Task description:
Reproduce every row below verbatim, without changing a single character.

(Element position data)
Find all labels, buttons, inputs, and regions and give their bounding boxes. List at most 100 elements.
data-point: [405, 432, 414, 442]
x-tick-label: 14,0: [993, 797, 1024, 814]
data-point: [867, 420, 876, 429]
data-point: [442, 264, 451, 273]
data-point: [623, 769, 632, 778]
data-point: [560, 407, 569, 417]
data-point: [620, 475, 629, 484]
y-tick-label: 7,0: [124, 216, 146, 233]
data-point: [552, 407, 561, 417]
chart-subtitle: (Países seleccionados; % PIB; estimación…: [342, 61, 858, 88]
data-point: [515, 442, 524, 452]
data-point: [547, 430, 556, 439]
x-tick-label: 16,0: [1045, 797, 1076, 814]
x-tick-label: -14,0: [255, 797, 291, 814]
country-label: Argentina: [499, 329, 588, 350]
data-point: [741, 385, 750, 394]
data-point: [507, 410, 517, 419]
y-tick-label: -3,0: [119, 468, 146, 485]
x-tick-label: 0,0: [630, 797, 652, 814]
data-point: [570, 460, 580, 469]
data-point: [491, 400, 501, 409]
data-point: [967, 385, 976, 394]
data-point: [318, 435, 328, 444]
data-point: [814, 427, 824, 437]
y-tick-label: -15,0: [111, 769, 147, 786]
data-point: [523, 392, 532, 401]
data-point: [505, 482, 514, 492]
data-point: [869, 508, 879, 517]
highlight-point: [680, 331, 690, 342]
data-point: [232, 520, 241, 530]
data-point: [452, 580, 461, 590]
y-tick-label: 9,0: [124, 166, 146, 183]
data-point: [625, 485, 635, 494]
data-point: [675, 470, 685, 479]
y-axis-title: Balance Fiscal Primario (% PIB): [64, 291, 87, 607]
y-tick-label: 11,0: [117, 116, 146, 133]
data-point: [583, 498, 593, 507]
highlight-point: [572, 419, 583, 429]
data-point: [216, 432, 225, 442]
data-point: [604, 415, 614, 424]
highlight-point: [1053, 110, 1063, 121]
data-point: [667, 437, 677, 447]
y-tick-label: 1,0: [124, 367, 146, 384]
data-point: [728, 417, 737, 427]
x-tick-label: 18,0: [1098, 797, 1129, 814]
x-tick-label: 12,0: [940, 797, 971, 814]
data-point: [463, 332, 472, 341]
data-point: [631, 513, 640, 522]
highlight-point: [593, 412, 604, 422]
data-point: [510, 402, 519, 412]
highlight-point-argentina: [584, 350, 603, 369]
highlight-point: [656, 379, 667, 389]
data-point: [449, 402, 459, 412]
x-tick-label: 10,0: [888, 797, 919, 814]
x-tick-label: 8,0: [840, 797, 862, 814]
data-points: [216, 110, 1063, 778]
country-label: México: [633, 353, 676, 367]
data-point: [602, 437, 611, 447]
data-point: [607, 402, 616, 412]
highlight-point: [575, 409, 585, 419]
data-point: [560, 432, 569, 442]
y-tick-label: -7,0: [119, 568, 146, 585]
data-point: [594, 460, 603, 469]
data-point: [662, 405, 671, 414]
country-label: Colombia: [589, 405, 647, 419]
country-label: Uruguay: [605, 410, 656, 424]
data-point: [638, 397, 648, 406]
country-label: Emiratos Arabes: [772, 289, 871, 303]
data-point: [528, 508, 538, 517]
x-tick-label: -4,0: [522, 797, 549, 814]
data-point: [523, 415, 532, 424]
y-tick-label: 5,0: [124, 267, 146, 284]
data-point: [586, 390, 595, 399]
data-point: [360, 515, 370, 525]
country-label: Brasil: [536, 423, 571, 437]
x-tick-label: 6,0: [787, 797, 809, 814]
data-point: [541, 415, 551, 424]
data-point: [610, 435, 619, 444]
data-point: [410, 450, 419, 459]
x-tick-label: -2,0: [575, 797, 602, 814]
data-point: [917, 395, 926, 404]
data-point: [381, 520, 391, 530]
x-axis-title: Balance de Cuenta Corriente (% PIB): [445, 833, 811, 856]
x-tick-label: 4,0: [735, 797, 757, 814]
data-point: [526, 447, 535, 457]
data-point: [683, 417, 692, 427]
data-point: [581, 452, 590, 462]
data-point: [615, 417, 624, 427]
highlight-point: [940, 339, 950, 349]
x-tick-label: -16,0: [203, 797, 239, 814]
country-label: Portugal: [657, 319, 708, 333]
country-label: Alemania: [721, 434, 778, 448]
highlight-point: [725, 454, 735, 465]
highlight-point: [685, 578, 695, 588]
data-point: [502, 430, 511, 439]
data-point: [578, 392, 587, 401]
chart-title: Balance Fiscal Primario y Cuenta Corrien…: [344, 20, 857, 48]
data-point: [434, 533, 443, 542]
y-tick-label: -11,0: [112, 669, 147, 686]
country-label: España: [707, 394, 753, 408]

Answer to this task:
Find all labels, buttons, inputs, and regions and give their bounding boxes. List at most 100 elements.
data-point: [405, 432, 414, 442]
x-tick-label: 14,0: [993, 797, 1024, 814]
data-point: [867, 420, 876, 429]
data-point: [442, 264, 451, 273]
data-point: [623, 769, 632, 778]
data-point: [560, 407, 569, 417]
data-point: [620, 475, 629, 484]
y-tick-label: 7,0: [124, 216, 146, 233]
data-point: [552, 407, 561, 417]
chart-subtitle: (Países seleccionados; % PIB; estimación…: [342, 61, 858, 88]
data-point: [515, 442, 524, 452]
data-point: [547, 430, 556, 439]
x-tick-label: 16,0: [1045, 797, 1076, 814]
x-tick-label: -14,0: [255, 797, 291, 814]
country-label: Argentina: [499, 329, 588, 350]
data-point: [741, 385, 750, 394]
data-point: [507, 410, 517, 419]
y-tick-label: -3,0: [119, 468, 146, 485]
x-tick-label: 0,0: [630, 797, 652, 814]
data-point: [570, 460, 580, 469]
data-point: [491, 400, 501, 409]
data-point: [967, 385, 976, 394]
data-point: [318, 435, 328, 444]
data-point: [814, 427, 824, 437]
y-tick-label: -15,0: [111, 769, 147, 786]
data-point: [523, 392, 532, 401]
data-point: [505, 482, 514, 492]
data-point: [869, 508, 879, 517]
highlight-point: [680, 331, 690, 342]
data-point: [232, 520, 241, 530]
data-point: [452, 580, 461, 590]
y-tick-label: 9,0: [124, 166, 146, 183]
data-point: [625, 485, 635, 494]
data-point: [675, 470, 685, 479]
y-axis-title: Balance Fiscal Primario (% PIB): [64, 291, 87, 607]
y-tick-label: 11,0: [117, 116, 146, 133]
data-point: [583, 498, 593, 507]
highlight-point: [572, 419, 583, 429]
data-point: [216, 432, 225, 442]
data-point: [604, 415, 614, 424]
highlight-point: [1053, 110, 1063, 121]
data-point: [667, 437, 677, 447]
y-tick-label: 1,0: [124, 367, 146, 384]
data-point: [728, 417, 737, 427]
x-tick-label: 18,0: [1098, 797, 1129, 814]
x-tick-label: 12,0: [940, 797, 971, 814]
data-point: [463, 332, 472, 341]
data-point: [631, 513, 640, 522]
highlight-point: [593, 412, 604, 422]
data-point: [510, 402, 519, 412]
highlight-point-argentina: [584, 350, 603, 369]
highlight-point: [656, 379, 667, 389]
data-point: [449, 402, 459, 412]
x-tick-label: 10,0: [888, 797, 919, 814]
x-tick-label: 8,0: [840, 797, 862, 814]
data-points: [216, 110, 1063, 778]
country-label: México: [633, 353, 676, 367]
data-point: [602, 437, 611, 447]
data-point: [607, 402, 616, 412]
highlight-point: [575, 409, 585, 419]
data-point: [560, 432, 569, 442]
y-tick-label: -7,0: [119, 568, 146, 585]
data-point: [594, 460, 603, 469]
data-point: [662, 405, 671, 414]
country-label: Colombia: [589, 405, 647, 419]
country-label: Uruguay: [605, 410, 656, 424]
data-point: [638, 397, 648, 406]
country-label: Emiratos Arabes: [772, 289, 871, 303]
data-point: [528, 508, 538, 517]
x-tick-label: -4,0: [522, 797, 549, 814]
data-point: [523, 415, 532, 424]
y-tick-label: 5,0: [124, 267, 146, 284]
data-point: [586, 390, 595, 399]
data-point: [360, 515, 370, 525]
country-label: Brasil: [536, 423, 571, 437]
x-tick-label: 6,0: [787, 797, 809, 814]
data-point: [541, 415, 551, 424]
data-point: [610, 435, 619, 444]
data-point: [410, 450, 419, 459]
x-tick-label: -2,0: [575, 797, 602, 814]
data-point: [917, 395, 926, 404]
data-point: [381, 520, 391, 530]
x-axis-title: Balance de Cuenta Corriente (% PIB): [445, 833, 811, 856]
x-tick-label: 4,0: [735, 797, 757, 814]
data-point: [526, 447, 535, 457]
data-point: [683, 417, 692, 427]
data-point: [581, 452, 590, 462]
data-point: [615, 417, 624, 427]
highlight-point: [940, 339, 950, 349]
x-tick-label: -16,0: [203, 797, 239, 814]
country-label: Portugal: [657, 319, 708, 333]
country-label: Alemania: [721, 434, 778, 448]
highlight-point: [725, 454, 735, 465]
highlight-point: [685, 578, 695, 588]
data-point: [502, 430, 511, 439]
data-point: [578, 392, 587, 401]
chart-title: Balance Fiscal Primario y Cuenta Corrien…: [344, 20, 857, 48]
data-point: [434, 533, 443, 542]
y-tick-label: -11,0: [112, 669, 147, 686]
country-label: España: [707, 394, 753, 408]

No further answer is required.